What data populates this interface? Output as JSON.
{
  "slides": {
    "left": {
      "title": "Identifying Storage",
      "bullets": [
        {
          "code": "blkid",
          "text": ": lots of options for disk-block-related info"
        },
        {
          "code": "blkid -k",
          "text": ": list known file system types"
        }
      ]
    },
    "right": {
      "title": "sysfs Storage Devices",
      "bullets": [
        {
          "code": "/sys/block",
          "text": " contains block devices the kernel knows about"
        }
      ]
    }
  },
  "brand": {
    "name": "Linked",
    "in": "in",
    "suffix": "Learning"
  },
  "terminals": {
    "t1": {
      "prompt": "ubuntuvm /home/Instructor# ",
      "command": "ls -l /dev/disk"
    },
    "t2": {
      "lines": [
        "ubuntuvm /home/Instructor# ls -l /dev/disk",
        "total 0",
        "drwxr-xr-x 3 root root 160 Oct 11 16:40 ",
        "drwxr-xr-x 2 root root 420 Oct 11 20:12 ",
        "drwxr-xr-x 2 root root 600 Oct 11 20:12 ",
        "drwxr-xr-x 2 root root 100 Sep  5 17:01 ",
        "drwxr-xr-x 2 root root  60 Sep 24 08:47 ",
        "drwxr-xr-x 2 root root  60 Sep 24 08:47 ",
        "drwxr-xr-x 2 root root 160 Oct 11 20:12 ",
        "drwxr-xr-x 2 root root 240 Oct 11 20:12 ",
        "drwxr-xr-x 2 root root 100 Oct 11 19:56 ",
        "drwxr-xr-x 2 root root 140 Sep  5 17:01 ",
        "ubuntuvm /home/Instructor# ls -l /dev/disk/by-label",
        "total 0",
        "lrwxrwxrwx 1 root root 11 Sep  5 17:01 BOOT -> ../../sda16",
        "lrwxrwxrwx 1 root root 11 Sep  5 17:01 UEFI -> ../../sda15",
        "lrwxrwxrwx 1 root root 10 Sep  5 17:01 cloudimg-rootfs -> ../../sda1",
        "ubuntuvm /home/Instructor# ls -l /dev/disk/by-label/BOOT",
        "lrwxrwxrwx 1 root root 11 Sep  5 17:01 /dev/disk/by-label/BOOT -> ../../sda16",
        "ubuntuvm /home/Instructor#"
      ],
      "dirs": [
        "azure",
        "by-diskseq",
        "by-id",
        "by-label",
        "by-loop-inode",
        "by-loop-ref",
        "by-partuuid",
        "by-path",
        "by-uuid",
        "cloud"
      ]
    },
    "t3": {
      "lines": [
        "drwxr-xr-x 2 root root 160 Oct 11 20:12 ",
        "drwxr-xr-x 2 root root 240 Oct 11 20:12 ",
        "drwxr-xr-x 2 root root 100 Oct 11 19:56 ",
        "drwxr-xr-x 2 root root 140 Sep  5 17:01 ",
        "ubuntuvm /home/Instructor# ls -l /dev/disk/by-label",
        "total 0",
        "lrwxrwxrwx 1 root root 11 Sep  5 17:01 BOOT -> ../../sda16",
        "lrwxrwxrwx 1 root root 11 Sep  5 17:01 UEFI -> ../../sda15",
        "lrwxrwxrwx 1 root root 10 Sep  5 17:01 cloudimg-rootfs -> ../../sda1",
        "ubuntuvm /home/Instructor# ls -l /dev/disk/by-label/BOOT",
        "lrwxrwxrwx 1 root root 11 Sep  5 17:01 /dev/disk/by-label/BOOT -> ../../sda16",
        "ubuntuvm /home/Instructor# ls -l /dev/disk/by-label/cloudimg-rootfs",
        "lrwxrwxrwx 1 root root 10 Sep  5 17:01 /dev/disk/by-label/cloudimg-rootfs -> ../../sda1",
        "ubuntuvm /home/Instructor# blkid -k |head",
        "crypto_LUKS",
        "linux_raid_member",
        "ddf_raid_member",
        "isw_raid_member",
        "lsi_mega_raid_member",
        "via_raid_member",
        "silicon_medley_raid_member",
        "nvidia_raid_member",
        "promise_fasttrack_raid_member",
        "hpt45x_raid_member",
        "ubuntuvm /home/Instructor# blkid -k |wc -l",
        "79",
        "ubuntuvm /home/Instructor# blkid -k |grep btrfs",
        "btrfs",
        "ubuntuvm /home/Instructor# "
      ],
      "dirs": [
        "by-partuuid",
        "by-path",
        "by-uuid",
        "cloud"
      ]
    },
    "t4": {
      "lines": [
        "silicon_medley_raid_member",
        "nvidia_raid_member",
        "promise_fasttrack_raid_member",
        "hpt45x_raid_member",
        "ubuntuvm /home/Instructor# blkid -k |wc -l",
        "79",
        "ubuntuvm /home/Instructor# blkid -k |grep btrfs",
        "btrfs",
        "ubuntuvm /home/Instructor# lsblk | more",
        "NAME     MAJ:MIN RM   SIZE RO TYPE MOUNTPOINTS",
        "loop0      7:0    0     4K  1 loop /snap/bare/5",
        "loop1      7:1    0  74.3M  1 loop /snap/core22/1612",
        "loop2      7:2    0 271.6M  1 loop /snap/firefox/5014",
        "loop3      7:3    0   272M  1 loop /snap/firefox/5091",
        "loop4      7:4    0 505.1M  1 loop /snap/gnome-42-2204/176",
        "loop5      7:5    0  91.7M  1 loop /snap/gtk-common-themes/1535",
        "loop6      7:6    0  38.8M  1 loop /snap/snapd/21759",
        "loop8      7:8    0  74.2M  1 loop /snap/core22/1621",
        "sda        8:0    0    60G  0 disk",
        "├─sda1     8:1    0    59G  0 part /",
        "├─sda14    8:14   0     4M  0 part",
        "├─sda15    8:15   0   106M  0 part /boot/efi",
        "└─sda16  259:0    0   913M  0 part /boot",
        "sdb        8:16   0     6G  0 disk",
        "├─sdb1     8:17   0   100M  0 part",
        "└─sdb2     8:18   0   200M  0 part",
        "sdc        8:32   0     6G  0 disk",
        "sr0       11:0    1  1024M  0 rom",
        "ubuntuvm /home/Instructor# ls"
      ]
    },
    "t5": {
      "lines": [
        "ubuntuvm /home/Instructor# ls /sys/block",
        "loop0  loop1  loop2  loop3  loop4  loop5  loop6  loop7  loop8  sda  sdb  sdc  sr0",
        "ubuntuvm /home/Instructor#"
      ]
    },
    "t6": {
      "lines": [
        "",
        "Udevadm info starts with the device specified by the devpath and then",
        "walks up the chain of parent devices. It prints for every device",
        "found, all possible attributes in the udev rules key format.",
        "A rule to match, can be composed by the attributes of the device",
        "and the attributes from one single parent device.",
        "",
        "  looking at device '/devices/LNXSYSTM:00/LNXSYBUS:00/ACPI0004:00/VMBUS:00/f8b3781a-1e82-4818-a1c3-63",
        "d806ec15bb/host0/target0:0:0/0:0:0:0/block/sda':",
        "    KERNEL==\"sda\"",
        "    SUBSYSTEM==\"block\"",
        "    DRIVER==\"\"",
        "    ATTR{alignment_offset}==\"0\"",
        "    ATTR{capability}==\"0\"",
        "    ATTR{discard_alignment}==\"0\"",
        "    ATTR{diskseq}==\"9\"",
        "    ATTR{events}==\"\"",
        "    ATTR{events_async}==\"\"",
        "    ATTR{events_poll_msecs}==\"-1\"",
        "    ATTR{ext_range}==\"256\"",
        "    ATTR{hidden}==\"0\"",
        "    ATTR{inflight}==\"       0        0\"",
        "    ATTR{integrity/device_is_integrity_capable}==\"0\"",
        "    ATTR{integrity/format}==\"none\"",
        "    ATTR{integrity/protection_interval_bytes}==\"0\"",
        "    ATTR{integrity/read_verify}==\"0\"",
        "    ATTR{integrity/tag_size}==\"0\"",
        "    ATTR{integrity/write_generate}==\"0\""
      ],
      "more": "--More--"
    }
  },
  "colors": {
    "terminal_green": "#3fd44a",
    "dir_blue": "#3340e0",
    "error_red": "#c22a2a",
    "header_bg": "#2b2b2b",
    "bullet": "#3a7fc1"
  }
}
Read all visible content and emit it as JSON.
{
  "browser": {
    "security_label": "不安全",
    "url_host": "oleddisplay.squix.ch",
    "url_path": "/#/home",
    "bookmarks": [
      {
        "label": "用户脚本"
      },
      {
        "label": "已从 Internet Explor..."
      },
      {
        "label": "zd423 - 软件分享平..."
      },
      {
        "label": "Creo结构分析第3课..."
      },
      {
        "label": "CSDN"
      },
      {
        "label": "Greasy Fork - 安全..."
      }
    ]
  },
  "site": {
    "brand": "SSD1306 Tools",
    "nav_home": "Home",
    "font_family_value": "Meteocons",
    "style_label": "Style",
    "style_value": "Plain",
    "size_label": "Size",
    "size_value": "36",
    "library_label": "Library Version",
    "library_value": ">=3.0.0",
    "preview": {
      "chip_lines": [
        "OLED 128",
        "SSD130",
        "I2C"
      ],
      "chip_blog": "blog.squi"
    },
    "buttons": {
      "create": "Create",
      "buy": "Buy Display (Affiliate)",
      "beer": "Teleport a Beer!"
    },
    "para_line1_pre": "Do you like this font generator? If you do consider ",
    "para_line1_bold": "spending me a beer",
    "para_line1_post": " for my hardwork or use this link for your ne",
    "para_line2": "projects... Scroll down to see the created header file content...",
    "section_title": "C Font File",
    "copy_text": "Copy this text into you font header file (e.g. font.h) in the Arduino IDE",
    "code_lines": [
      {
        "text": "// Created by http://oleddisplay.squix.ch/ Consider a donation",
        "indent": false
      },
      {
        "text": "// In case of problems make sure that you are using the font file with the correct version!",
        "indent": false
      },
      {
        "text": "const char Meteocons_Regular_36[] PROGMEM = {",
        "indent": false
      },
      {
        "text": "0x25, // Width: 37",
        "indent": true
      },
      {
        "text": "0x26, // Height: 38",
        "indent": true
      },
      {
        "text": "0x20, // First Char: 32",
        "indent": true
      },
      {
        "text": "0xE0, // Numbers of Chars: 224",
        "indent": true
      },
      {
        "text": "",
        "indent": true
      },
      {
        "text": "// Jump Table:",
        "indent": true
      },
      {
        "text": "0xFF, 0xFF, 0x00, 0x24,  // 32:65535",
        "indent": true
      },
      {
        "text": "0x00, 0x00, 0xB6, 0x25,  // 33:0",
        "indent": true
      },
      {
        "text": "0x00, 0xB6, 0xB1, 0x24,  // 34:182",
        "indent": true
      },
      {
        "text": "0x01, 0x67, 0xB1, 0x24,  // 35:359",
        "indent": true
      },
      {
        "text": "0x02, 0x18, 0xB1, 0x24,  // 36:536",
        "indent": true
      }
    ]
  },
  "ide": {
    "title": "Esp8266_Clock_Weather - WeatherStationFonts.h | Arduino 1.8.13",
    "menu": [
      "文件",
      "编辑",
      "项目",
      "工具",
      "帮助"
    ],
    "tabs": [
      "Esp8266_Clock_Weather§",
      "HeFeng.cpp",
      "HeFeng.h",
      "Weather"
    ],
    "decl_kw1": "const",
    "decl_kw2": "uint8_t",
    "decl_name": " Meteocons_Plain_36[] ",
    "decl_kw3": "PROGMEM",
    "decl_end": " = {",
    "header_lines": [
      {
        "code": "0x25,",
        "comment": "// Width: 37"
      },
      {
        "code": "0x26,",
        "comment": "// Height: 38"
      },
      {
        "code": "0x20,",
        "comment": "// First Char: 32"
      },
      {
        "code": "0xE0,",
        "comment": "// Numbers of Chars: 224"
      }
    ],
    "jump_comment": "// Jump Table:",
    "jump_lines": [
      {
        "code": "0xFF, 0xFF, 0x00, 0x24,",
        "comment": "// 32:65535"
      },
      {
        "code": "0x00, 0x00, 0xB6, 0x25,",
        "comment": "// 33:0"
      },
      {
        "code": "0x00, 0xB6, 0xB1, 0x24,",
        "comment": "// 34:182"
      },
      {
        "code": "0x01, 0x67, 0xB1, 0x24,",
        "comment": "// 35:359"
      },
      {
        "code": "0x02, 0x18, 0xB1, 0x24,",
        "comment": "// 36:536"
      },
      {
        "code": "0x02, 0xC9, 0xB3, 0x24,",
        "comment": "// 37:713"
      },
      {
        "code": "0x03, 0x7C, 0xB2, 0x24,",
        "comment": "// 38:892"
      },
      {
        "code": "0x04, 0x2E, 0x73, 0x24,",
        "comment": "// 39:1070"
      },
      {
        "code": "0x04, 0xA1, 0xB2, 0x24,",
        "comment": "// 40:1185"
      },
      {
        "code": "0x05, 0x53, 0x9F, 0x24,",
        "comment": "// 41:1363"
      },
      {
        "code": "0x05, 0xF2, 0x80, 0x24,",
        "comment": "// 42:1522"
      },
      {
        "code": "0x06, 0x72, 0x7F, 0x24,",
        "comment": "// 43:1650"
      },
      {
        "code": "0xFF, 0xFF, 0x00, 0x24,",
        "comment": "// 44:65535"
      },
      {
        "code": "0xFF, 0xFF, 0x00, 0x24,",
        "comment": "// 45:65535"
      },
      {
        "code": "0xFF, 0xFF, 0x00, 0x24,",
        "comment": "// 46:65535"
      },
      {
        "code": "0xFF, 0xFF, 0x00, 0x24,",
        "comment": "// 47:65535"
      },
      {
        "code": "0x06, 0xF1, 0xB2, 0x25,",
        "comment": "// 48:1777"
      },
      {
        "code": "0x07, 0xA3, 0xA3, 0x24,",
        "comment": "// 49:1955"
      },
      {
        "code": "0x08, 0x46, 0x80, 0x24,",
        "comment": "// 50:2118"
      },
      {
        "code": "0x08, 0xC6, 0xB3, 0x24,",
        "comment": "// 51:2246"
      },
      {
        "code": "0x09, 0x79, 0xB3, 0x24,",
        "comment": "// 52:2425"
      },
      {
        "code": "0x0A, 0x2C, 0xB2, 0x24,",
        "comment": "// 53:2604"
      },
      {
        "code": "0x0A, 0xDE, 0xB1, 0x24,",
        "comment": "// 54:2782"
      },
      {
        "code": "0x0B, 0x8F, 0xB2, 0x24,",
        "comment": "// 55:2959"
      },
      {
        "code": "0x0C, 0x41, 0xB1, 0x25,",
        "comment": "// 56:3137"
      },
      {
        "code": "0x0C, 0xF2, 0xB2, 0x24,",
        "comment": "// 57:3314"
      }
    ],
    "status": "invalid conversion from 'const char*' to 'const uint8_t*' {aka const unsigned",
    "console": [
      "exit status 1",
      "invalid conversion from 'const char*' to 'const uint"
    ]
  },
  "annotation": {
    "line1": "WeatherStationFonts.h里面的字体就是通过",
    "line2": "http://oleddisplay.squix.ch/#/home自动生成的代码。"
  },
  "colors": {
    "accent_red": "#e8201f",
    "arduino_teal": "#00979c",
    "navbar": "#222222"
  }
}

GIVEN PROBLEM: Search the data for the word "parent" and copy each line where it appears.

ANSWER BELOW:
        "walks up the chain of parent devices. It prints for every device",
        "and the attributes from one single parent device.",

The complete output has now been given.